**What you are asked to do:** Report only the number of lines that hold the word "structured".

**Input records:**
Start
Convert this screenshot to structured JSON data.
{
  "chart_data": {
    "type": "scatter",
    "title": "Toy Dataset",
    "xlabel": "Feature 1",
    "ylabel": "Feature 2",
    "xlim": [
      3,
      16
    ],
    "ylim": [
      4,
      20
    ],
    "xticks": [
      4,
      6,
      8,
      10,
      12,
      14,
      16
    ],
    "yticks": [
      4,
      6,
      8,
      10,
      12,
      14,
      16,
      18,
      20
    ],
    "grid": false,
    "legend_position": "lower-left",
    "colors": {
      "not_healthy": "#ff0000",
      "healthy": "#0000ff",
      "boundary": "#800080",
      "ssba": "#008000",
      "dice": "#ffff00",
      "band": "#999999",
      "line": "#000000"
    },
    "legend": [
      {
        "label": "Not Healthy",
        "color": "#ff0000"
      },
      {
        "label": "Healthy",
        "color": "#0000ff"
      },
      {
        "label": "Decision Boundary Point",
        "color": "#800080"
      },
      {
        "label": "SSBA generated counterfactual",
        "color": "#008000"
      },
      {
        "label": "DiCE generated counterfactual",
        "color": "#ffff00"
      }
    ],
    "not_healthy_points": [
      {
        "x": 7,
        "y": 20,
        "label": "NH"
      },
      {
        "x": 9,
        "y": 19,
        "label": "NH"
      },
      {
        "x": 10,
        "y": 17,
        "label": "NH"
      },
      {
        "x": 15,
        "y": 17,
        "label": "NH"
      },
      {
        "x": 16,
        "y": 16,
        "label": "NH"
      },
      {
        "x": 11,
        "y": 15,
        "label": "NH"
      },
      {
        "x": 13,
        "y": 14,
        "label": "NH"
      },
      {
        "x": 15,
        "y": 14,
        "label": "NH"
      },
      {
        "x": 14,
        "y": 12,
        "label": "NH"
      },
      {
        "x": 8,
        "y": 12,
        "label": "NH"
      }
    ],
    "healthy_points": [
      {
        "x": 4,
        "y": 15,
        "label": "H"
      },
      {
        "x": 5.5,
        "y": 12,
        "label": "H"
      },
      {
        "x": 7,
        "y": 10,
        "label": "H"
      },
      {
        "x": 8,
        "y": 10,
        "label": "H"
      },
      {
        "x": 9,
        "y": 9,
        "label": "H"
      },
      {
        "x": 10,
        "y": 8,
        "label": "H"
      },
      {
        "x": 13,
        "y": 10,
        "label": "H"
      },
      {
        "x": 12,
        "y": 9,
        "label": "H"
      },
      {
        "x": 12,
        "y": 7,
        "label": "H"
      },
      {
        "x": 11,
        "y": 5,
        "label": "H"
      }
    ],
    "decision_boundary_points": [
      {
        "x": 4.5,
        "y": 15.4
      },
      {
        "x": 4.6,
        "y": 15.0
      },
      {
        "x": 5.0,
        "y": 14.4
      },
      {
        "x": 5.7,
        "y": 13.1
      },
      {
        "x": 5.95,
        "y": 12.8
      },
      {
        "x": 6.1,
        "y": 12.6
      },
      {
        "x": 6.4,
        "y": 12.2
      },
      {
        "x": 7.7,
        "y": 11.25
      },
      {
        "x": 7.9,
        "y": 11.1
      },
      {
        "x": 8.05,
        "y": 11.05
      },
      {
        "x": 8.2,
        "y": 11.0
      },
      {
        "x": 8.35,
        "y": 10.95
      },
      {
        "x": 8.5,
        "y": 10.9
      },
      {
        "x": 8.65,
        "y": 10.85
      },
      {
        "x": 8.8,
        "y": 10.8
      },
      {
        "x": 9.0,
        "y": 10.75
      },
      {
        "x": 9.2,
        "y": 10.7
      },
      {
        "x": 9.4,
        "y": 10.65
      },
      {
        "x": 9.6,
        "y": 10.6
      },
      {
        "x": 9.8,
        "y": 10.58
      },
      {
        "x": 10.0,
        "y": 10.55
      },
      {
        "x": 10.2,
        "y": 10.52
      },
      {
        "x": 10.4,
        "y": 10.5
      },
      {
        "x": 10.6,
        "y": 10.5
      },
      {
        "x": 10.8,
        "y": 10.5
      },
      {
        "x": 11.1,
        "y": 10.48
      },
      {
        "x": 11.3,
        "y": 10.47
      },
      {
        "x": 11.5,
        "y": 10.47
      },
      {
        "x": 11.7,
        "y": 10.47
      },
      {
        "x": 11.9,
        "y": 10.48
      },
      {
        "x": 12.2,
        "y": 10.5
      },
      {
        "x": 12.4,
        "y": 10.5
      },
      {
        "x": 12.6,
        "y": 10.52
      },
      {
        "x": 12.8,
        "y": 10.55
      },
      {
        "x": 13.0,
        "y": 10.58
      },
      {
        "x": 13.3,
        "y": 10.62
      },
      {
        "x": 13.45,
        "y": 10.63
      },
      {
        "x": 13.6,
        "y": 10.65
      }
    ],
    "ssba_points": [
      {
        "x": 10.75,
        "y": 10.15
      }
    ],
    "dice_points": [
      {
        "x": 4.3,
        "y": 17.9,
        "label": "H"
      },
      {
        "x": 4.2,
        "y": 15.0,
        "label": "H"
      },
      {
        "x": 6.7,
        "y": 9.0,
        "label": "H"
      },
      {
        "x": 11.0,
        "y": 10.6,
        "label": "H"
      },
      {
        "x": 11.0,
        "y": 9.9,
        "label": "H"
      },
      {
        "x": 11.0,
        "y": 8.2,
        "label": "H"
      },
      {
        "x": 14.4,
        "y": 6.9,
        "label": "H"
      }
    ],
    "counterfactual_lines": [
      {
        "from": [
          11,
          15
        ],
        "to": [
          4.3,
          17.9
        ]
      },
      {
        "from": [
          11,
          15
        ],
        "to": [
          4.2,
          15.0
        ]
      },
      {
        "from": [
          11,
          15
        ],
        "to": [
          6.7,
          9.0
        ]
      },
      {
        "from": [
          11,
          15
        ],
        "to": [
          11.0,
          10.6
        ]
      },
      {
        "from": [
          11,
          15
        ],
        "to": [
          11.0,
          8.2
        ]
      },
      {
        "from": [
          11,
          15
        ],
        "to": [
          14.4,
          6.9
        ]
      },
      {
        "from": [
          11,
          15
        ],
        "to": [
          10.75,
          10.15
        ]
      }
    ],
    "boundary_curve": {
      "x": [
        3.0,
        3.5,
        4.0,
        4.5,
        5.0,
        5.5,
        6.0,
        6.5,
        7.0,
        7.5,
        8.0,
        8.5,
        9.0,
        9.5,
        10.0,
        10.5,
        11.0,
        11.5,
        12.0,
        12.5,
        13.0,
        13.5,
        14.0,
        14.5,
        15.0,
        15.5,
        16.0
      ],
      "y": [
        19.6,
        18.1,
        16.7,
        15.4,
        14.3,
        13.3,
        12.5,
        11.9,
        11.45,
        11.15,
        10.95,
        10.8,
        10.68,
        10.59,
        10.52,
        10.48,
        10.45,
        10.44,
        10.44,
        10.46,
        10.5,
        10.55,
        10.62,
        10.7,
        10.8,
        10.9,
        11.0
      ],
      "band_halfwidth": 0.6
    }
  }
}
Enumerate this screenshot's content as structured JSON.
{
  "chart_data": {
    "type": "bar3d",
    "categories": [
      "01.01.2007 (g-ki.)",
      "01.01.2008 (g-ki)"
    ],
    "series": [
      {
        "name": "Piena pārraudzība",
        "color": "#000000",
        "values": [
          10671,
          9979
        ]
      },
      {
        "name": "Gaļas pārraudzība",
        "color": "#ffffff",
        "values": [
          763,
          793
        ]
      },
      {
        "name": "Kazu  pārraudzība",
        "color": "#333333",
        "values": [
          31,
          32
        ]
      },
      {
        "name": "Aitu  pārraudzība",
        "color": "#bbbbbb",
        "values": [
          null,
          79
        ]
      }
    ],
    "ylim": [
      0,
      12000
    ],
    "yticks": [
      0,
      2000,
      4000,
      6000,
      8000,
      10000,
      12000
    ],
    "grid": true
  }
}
End
**Result of this task:** 2